Data records
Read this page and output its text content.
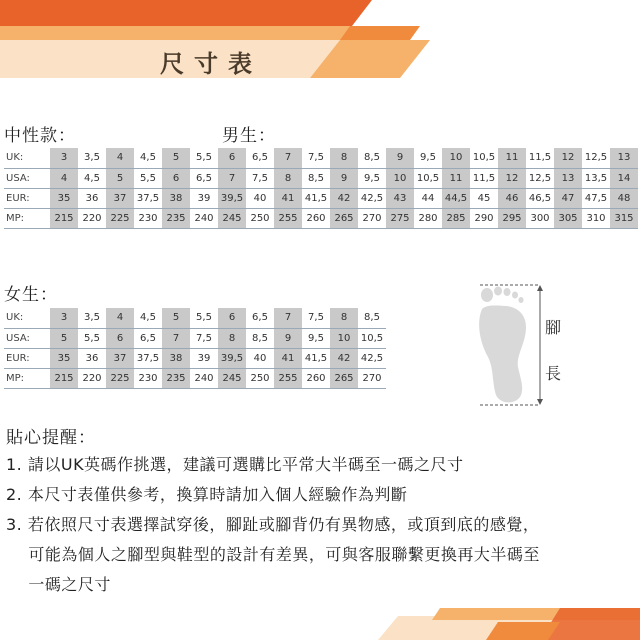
尺寸表
中性款：	男生：
UK:	3	3,5	4	4,5	5	5,5	6	6,5	7	7,5	8	8,5	9	9,5	10	10,5	11	11,5	12	12,5	13
USA:	4	4,5	5	5,5	6	6,5	7	7,5	8	8,5	9	9,5	10	10,5	11	11,5	12	12,5	13	13,5	14
EUR:	35	36	37	37,5	38	39	39,5	40	41	41,5	42	42,5	43	44	44,5	45	46	46,5	47	47,5	48
MP:	215	220	225	230	235	240	245	250	255	260	265	270	275	280	285	290	295	300	305	310	315
女生：
UK:	3	3,5	4	4,5	5	5,5	6	6,5	7	7,5	8	8,5
USA:	5	5,5	6	6,5	7	7,5	8	8,5	9	9,5	10	10,5
EUR:	35	36	37	37,5	38	39	39,5	40	41	41,5	42	42,5
MP:	215	220	225	230	235	240	245	250	255	260	265	270
腳
長
貼心提醒：
1. 請以UK英碼作挑選，建議可選購比平常大半碼至一碼之尺寸
2. 本尺寸表僅供參考，換算時請加入個人經驗作為判斷
3. 若依照尺寸表選擇試穿後，腳趾或腳背仍有異物感，或頂到底的感覺，
可能為個人之腳型與鞋型的設計有差異，可與客服聯繫更換再大半碼至
一碼之尺寸
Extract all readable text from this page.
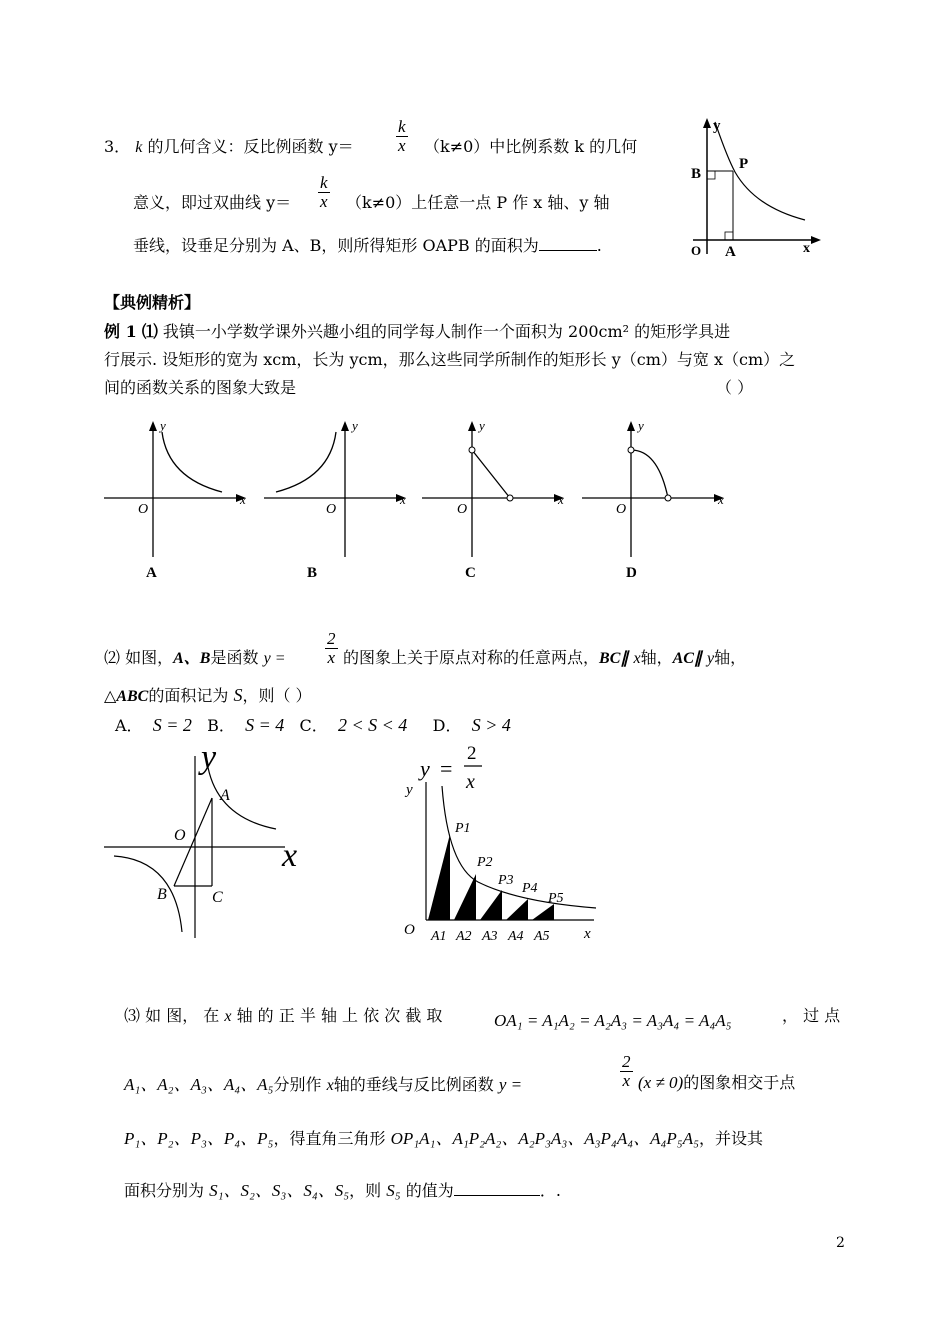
3． k 的几何含义：反比例函数 $y= \frac{k}{x} (k\ne 0)$中比例系数 k 的几何
意义，即过双曲线 $y= \frac{k}{x} (k\ne 0)$上任意一点 P 作 x 轴、y 轴
垂线，设垂足分别为 A、B，则所得矩形 OAPB 的面积为	.
y
x
O A
B
P
【典例精析】
例 1 ⑴ 我镇一小学数学课外兴趣小组的同学每人制作一个面积为 200cm² 的矩形学具进
行展示. 设矩形的宽为 xcm，长为 ycm，那么这些同学所制作的矩形长 y（cm）与宽 x（cm）之
间的函数关系的图象大致是	（ ）
y
x
O
A
y
x
O
B
y
x
O
C
y
x
O
D
⑵ 如图，A、B是函数 $y = \frac{2}{x}$ 的图象上关于原点对称的任意两点，BC∥ x轴，AC∥ y轴，
△ABC的面积记为 S，则（ ）
A． S = 2 B． S = 4 C． 2 < S < 4 D． S > 4
y
x
O
A
B	C
y =
2
x
y
x
O
P1
P2
P3
P4
P5
A1 A2 A3 A4 A5
⑶ 如 图， 在 x 轴 的 正 半 轴 上 依 次 截 取	OA₁ = A₁A₂ = A₂A₃ = A₃A₄ = A₄A₅	， 过 点
A₁、A₂、A₃、A₄、A₅分别作 x轴的垂线与反比例函数 y =	$\frac{2}{x} (x \ne 0)$的图象相交于点
P₁、P₂、P₃、P₄、P₅，得直角三角形 OP₁A₁、A₁P₂A₂、A₂P₃A₃、A₃P₄A₄、A₄P₅A₅，并设其
面积分别为 S₁、S₂、S₃、S₄、S₅，则 S₅ 的值为	．.
2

* _Instructions for the task_:
Return all of the entries exactly as written, but drop any pictures they hold.

* _Exercise solution_:
Read this page and output its text content.
尺寸表
中性款：	男生：
UK:	3	3,5	4	4,5	5	5,5	6	6,5	7	7,5	8	8,5	9	9,5	10	10,5	11	11,5	12	12,5	13
USA:	4	4,5	5	5,5	6	6,5	7	7,5	8	8,5	9	9,5	10	10,5	11	11,5	12	12,5	13	13,5	14
EUR:	35	36	37	37,5	38	39	39,5	40	41	41,5	42	42,5	43	44	44,5	45	46	46,5	47	47,5	48
MP:	215	220	225	230	235	240	245	250	255	260	265	270	275	280	285	290	295	300	305	310	315
女生：
UK:	3	3,5	4	4,5	5	5,5	6	6,5	7	7,5	8	8,5
USA:	5	5,5	6	6,5	7	7,5	8	8,5	9	9,5	10	10,5
EUR:	35	36	37	37,5	38	39	39,5	40	41	41,5	42	42,5
MP:	215	220	225	230	235	240	245	250	255	260	265	270
腳
長
貼心提醒：
1. 請以UK英碼作挑選，建議可選購比平常大半碼至一碼之尺寸
2. 本尺寸表僅供參考，換算時請加入個人經驗作為判斷
3. 若依照尺寸表選擇試穿後，腳趾或腳背仍有異物感，或頂到底的感覺，
可能為個人之腳型與鞋型的設計有差異，可與客服聯繫更換再大半碼至
一碼之尺寸
Extract all readable text from this page.
3． k 的几何含义：反比例函数 $y= \frac{k}{x} (k\ne 0)$中比例系数 k 的几何
意义，即过双曲线 $y= \frac{k}{x} (k\ne 0)$上任意一点 P 作 x 轴、y 轴
垂线，设垂足分别为 A、B，则所得矩形 OAPB 的面积为	.
y
x
O A
B
P
【典例精析】
例 1 ⑴ 我镇一小学数学课外兴趣小组的同学每人制作一个面积为 200cm² 的矩形学具进
行展示. 设矩形的宽为 xcm，长为 ycm，那么这些同学所制作的矩形长 y（cm）与宽 x（cm）之
间的函数关系的图象大致是	（ ）
y
x
O
A
y
x
O
B
y
x
O
C
y
x
O
D
⑵ 如图，A、B是函数 $y = \frac{2}{x}$ 的图象上关于原点对称的任意两点，BC∥ x轴，AC∥ y轴，
△ABC的面积记为 S，则（ ）
A． S = 2 B． S = 4 C． 2 < S < 4 D． S > 4
y
x
O
A
B	C
y =
2
x
y
x
O
P1
P2
P3
P4
P5
A1 A2 A3 A4 A5
⑶ 如 图， 在 x 轴 的 正 半 轴 上 依 次 截 取	OA₁ = A₁A₂ = A₂A₃ = A₃A₄ = A₄A₅	， 过 点
A₁、A₂、A₃、A₄、A₅分别作 x轴的垂线与反比例函数 y =	$\frac{2}{x} (x \ne 0)$的图象相交于点
P₁、P₂、P₃、P₄、P₅，得直角三角形 OP₁A₁、A₁P₂A₂、A₂P₃A₃、A₃P₄A₄、A₄P₅A₅，并设其
面积分别为 S₁、S₂、S₃、S₄、S₅，则 S₅ 的值为	．.
2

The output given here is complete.